Guards intended to protect crystals against breakage took on an enormous variety of forms.
IT is mostly just assumed that a watch should be worn on the wrist, but when was the last time you thought about how it got there in the first place? It is a perfect solution. A moderately-sized watch is unobtrusive when worn on the wrist and it is easy to position it to view the time. It fades into the background when we do not need it but it is immediately available when we do. It is just about as good a solution as possible.
And those attributes are exactly what made it the ideal solution for soldiers in World War I (WWI), the first major historical event where timekeeping migrated from the pocket watch to the wrist. The trend reportedly started during the Boer War, when Britain marched on the Boer states of the Republic of Transvaal and the Orange Free State. The reasoning behind the wrist-mounted convention was simple: It freed up one hand that would normally be used to operate a pocket watch. When WWI rolled around, the functional benefits of the wristwatch turned it into a trend and it did not stay on the battlefield — it became a fashion statement in the civilian world as well. Prior to the advent of the war, it was typically only ladies who wore wristwatches, but next they were symbols of masculinity and bravado, reflecting the spirit of a soldier.

Information shown »
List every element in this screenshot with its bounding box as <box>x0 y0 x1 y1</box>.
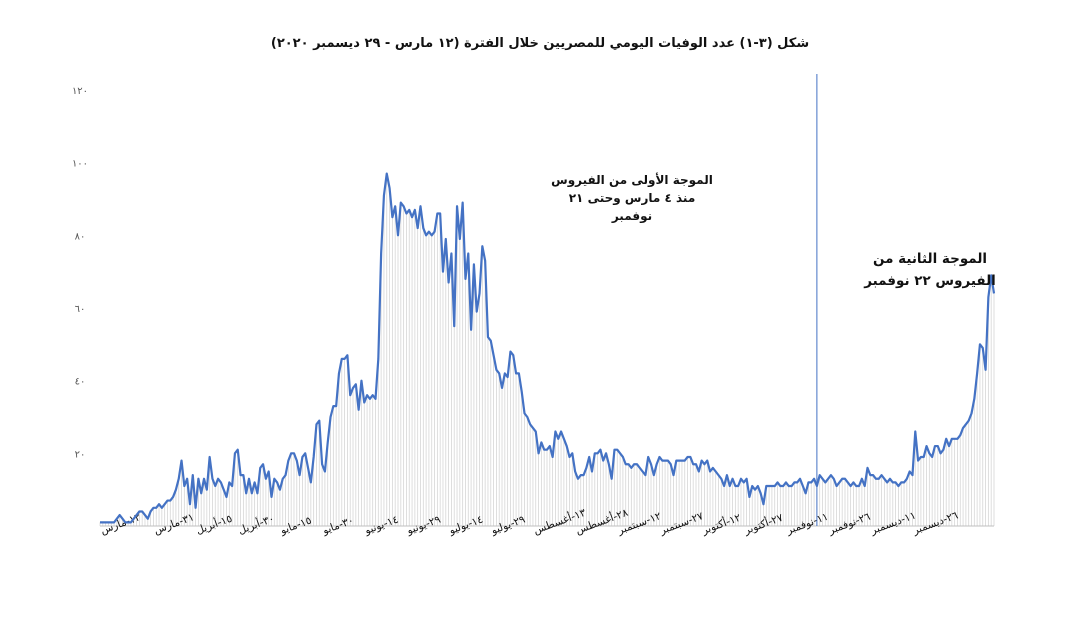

To do »
A. According to the text on wristwatch history, why did soldiers adopt the wrist-mounted watch?
B. Reproduce the passage from the text on wristwatch history starting at "And those attributes" and ending at "of a soldier.".

Final results »
A. Wearing the watch on the wrist freed up the hand that would otherwise be needed to operate a pocket watch. The text also describes the wristwatch as unobtrusive and easy to position for reading the time, which made it the ideal solution for soldiers in World War I.

B.
And those attributes are exactly what made it the ideal solution for soldiers in World War I (WWI), the first major historical event where timekeeping migrated from the pocket watch to the wrist. The trend reportedly started during the Boer War, when Britain marched on the Boer states of the Republic of Transvaal and the Orange Free State. The reasoning behind the wrist-mounted convention was simple: It freed up one hand that would normally be used to operate a pocket watch. When WWI rolled around, the functional benefits of the wristwatch turned it into a trend and it did not stay on the battlefield — it became a fashion statement in the civilian world as well. Prior to the advent of the war, it was typically only ladies who wore wristwatches, but next they were symbols of masculinity and bravado, reflecting the spirit of a soldier.